─── SOURCE RECORDS
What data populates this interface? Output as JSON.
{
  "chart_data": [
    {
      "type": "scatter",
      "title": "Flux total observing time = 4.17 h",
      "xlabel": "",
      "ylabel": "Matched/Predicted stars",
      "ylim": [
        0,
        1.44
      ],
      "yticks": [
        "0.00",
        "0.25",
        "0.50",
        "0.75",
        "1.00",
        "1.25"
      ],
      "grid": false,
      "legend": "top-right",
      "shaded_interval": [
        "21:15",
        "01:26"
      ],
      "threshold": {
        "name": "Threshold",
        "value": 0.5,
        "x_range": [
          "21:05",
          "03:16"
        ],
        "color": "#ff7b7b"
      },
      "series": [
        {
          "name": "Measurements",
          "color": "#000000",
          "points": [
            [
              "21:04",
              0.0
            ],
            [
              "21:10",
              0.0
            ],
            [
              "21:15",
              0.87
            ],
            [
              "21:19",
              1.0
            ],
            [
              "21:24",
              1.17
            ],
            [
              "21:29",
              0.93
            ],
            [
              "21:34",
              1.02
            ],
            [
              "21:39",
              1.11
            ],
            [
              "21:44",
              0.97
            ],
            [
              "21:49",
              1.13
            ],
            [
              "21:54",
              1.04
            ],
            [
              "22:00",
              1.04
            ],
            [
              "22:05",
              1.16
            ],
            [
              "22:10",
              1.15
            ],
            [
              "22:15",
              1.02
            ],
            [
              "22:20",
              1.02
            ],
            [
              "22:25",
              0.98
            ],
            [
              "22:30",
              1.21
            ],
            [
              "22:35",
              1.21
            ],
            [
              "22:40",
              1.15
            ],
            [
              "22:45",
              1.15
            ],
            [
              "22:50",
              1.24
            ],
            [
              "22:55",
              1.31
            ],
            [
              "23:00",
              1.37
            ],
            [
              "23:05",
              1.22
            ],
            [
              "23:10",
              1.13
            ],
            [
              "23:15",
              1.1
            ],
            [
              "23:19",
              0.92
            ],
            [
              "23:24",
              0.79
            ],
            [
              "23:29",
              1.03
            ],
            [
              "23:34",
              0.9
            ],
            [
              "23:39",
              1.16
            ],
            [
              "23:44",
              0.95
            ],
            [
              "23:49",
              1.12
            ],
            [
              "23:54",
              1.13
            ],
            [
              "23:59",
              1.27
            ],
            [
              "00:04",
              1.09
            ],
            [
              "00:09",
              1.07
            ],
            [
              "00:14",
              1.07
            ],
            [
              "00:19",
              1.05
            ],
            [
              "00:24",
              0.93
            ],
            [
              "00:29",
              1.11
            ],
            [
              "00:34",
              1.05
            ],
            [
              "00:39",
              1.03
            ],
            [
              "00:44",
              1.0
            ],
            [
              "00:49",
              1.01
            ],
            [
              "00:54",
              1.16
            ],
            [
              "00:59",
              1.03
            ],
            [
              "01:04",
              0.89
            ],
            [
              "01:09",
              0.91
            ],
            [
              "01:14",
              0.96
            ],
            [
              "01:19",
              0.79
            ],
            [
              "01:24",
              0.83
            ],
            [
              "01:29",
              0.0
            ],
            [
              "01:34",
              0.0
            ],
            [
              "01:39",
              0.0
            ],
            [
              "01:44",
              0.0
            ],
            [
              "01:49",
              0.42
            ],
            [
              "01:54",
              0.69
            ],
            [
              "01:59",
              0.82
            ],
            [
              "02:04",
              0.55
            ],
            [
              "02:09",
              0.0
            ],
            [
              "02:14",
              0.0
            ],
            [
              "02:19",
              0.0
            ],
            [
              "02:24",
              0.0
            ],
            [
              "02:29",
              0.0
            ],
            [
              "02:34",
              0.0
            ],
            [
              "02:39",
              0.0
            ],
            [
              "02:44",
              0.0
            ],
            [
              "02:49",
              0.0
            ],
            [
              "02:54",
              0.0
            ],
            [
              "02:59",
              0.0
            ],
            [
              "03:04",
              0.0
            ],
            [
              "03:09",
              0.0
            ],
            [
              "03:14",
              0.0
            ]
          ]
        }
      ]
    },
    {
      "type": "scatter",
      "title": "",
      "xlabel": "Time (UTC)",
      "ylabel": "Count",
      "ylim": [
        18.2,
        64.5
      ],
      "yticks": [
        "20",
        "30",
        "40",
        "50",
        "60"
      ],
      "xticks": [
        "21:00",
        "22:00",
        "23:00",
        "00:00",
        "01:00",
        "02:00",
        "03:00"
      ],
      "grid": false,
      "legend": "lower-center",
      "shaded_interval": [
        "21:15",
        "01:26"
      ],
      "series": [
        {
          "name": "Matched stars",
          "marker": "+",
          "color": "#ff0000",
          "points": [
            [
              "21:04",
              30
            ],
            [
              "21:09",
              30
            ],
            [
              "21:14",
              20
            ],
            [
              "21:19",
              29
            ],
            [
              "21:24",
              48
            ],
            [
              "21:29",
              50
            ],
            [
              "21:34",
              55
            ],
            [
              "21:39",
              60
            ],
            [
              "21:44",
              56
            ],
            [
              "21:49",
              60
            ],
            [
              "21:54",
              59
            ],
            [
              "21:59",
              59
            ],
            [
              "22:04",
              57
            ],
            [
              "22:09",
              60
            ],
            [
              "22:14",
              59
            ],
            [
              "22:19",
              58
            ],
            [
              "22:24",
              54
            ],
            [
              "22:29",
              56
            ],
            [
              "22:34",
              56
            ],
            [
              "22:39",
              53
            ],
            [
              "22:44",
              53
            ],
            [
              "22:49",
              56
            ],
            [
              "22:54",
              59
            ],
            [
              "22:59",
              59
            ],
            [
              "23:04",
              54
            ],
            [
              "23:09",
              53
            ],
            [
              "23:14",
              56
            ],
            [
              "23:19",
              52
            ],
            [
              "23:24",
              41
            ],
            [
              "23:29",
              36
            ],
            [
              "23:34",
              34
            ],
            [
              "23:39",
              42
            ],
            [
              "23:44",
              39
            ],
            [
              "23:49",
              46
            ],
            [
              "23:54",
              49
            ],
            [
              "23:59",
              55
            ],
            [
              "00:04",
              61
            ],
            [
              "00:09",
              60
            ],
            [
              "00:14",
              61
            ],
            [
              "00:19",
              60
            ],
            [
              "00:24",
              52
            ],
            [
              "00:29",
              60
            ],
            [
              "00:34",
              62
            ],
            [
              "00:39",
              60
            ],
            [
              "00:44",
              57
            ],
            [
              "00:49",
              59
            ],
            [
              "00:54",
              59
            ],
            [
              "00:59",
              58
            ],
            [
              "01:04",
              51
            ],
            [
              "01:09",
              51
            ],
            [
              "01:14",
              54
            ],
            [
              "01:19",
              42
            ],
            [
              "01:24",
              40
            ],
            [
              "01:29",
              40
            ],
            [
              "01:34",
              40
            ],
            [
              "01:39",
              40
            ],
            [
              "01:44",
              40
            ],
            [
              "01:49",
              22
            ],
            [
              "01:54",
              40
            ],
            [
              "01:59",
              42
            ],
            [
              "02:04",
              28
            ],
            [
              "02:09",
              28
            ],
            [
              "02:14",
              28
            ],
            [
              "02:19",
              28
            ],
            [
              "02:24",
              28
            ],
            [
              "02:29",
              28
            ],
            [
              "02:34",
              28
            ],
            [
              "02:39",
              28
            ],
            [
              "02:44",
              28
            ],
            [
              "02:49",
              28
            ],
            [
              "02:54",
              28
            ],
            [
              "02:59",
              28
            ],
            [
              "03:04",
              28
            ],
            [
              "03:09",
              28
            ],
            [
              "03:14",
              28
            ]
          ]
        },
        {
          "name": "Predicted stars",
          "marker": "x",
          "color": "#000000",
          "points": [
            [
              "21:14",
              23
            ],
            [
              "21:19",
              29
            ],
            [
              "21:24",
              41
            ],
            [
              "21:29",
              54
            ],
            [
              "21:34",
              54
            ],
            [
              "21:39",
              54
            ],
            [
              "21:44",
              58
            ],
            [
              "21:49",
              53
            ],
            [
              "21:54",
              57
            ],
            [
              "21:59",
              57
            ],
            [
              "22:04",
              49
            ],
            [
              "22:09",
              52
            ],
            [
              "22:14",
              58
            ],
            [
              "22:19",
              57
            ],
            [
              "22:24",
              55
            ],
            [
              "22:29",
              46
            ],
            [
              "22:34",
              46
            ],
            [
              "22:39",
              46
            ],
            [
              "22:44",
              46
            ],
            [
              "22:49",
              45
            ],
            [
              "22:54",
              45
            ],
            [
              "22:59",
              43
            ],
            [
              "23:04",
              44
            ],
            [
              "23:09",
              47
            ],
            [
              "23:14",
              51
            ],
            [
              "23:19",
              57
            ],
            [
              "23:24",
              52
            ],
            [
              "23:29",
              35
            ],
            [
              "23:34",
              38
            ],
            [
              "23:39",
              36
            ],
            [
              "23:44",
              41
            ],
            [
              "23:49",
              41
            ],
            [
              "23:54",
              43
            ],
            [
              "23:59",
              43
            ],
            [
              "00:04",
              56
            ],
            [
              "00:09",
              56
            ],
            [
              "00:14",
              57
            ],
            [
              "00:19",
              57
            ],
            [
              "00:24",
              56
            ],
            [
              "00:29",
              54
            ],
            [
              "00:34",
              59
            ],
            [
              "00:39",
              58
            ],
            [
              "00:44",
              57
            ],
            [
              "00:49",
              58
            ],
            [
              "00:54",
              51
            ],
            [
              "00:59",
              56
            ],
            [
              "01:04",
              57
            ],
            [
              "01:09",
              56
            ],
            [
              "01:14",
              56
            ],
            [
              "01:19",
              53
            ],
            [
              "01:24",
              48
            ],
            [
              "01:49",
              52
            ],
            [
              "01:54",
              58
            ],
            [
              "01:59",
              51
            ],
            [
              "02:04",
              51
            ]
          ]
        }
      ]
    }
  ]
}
──────
Count how many lines above contain the word "title". Reply with the number alone.

2